Check every line below for the word "лексическое" and copy each one that has it.

· · · ·

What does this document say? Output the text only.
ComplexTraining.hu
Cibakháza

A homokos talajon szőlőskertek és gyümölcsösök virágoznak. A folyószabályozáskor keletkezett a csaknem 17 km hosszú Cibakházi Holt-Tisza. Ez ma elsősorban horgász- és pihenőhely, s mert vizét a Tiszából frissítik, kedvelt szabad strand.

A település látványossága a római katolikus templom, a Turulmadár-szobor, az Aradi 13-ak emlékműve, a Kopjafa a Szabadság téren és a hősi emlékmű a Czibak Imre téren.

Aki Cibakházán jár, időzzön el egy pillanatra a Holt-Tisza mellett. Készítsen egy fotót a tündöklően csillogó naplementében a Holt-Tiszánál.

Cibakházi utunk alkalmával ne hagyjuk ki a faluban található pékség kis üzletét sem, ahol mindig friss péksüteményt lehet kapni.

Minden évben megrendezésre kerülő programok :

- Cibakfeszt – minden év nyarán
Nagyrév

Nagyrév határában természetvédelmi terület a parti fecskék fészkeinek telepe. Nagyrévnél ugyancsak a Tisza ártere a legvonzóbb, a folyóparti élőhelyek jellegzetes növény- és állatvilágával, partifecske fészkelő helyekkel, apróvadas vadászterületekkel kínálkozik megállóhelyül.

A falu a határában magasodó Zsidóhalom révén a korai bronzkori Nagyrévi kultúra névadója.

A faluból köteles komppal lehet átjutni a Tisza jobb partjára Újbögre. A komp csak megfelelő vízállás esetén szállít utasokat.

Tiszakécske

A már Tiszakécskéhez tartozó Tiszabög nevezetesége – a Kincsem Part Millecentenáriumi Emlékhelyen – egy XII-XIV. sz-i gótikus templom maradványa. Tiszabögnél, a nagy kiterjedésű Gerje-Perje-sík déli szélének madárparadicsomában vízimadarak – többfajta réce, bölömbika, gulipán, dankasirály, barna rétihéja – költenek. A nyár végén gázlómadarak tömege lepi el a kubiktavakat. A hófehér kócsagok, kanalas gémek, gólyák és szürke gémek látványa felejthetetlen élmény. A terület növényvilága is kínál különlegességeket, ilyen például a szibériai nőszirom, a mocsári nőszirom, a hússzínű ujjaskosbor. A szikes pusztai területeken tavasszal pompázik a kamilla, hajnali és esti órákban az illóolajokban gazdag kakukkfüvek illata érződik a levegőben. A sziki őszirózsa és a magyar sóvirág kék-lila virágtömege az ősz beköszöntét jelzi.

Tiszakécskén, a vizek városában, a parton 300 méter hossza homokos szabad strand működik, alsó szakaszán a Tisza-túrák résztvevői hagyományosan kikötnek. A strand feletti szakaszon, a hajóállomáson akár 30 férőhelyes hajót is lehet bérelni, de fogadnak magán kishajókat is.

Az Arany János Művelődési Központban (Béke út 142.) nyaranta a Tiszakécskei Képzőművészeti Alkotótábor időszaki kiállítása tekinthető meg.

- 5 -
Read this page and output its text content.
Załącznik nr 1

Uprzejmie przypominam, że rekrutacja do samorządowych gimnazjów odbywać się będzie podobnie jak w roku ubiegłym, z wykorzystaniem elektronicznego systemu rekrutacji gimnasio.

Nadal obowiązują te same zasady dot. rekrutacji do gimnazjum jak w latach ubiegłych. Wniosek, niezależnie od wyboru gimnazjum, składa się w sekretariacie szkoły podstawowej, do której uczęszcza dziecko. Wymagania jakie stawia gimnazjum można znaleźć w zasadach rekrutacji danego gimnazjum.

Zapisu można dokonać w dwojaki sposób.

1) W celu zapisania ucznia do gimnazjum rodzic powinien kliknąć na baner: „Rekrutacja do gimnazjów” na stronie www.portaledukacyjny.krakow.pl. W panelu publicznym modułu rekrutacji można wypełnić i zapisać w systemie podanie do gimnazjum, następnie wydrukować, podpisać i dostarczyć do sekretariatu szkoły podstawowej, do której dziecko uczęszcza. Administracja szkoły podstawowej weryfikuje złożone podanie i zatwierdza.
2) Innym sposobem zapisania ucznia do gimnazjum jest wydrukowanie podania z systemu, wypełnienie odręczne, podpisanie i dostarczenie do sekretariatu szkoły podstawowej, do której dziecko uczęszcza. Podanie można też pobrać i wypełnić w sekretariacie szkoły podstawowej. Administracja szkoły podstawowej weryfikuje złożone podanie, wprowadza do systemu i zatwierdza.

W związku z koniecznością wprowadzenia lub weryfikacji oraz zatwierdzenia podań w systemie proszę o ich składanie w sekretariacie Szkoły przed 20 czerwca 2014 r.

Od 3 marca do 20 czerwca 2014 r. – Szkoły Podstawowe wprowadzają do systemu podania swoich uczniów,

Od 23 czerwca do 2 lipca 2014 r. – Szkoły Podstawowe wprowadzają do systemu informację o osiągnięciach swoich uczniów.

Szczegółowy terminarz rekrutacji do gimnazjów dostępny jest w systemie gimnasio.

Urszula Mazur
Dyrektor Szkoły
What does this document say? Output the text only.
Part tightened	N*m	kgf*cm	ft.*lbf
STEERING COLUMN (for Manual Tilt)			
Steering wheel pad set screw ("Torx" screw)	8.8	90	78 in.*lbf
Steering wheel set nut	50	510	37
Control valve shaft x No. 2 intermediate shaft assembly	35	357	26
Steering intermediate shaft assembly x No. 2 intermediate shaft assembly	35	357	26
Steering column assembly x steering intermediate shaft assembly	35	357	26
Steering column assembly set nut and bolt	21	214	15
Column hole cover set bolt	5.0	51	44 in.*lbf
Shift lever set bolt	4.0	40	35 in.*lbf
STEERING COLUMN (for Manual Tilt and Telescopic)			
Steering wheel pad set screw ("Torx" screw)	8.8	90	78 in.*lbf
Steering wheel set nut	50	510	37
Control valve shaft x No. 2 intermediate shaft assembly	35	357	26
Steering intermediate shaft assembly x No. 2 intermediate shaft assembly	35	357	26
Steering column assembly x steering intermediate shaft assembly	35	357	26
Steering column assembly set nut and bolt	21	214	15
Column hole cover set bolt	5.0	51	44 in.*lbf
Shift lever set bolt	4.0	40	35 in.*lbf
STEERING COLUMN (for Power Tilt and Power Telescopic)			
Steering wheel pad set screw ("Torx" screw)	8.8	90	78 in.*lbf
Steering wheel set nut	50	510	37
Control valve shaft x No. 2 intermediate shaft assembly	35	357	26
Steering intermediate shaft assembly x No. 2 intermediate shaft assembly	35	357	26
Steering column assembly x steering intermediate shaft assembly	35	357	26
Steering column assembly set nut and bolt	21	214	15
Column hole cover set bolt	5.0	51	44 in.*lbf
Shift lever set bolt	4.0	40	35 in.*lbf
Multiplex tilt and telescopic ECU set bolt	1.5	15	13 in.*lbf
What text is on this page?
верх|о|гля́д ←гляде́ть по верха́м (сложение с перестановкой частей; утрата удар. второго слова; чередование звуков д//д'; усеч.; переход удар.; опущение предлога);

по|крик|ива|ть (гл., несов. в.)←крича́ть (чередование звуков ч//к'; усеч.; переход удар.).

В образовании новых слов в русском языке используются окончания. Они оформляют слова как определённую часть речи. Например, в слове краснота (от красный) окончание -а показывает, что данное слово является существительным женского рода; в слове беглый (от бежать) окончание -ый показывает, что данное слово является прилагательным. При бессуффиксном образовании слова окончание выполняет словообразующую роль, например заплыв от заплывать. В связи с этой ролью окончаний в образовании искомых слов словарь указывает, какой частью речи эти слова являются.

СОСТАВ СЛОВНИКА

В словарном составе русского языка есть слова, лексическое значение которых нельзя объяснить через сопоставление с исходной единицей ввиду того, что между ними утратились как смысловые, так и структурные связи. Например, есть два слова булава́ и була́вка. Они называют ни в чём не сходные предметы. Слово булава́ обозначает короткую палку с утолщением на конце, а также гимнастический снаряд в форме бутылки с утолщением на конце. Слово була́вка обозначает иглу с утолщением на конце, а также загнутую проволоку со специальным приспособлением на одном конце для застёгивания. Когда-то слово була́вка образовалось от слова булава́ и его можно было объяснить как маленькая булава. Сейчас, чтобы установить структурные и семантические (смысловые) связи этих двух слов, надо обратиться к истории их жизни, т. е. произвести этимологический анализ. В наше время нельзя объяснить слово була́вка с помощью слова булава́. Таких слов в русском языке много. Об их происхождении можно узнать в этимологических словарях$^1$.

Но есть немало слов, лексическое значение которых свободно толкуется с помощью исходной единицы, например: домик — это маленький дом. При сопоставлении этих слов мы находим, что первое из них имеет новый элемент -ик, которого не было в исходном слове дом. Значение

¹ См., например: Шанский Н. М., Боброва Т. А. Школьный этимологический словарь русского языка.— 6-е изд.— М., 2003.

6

· · · ·

**EXERCISE OUTPUT**.
В словарном составе русского языка есть слова, лексическое значение которых нельзя объяснить через сопоставление с исходной единицей ввиду того, что между ними утратились как смысловые, так и структурные связи. Например, есть два слова булава́ и була́вка. Они называют ни в чём не сходные предметы. Слово булава́ обозначает короткую палку с утолщением на конце, а также гимнастический снаряд в форме бутылки с утолщением на конце. Слово була́вка обозначает иглу с утолщением на конце, а также загнутую проволоку со специальным приспособлением на одном конце для застёгивания. Когда-то слово була́вка образовалось от слова булава́ и его можно было объяснить как маленькая булава. Сейчас, чтобы установить структурные и семантические (смысловые) связи этих двух слов, надо обратиться к истории их жизни, т. е. произвести этимологический анализ. В наше время нельзя объяснить слово була́вка с помощью слова булава́. Таких слов в русском языке много. Об их происхождении можно узнать в этимологических словарях$^1$.
Но есть немало слов, лексическое значение которых свободно толкуется с помощью исходной единицы, например: домик — это маленький дом. При сопоставлении этих слов мы находим, что первое из них имеет новый элемент -ик, которого не было в исходном слове дом. Значение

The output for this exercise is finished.